» **Dataset**
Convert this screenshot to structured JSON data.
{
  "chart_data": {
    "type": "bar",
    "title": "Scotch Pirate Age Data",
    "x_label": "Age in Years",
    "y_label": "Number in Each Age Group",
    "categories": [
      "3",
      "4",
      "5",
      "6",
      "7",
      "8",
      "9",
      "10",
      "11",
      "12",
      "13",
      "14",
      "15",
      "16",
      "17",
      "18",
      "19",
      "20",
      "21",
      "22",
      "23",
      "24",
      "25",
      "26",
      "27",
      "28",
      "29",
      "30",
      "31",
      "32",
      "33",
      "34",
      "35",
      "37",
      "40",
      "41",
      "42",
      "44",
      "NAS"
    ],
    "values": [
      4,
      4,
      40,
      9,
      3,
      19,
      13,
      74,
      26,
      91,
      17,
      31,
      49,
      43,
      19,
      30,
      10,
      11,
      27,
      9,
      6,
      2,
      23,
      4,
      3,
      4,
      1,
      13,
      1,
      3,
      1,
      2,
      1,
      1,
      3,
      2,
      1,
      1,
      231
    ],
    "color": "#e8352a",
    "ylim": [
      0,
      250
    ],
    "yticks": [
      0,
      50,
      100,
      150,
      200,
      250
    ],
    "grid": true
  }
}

» **Task to carry out**
Repeat each record exactly. Omit nothing.

» **Written answer**
Convert this screenshot to structured JSON data.
{
  "chart_data": {
    "type": "bar",
    "title": "Scotch Pirate Age Data",
    "x_label": "Age in Years",
    "y_label": "Number in Each Age Group",
    "categories": [
      "3",
      "4",
      "5",
      "6",
      "7",
      "8",
      "9",
      "10",
      "11",
      "12",
      "13",
      "14",
      "15",
      "16",
      "17",
      "18",
      "19",
      "20",
      "21",
      "22",
      "23",
      "24",
      "25",
      "26",
      "27",
      "28",
      "29",
      "30",
      "31",
      "32",
      "33",
      "34",
      "35",
      "37",
      "40",
      "41",
      "42",
      "44",
      "NAS"
    ],
    "values": [
      4,
      4,
      40,
      9,
      3,
      19,
      13,
      74,
      26,
      91,
      17,
      31,
      49,
      43,
      19,
      30,
      10,
      11,
      27,
      9,
      6,
      2,
      23,
      4,
      3,
      4,
      1,
      13,
      1,
      3,
      1,
      2,
      1,
      1,
      3,
      2,
      1,
      1,
      231
    ],
    "color": "#e8352a",
    "ylim": [
      0,
      250
    ],
    "yticks": [
      0,
      50,
      100,
      150,
      200,
      250
    ],
    "grid": true
  }
}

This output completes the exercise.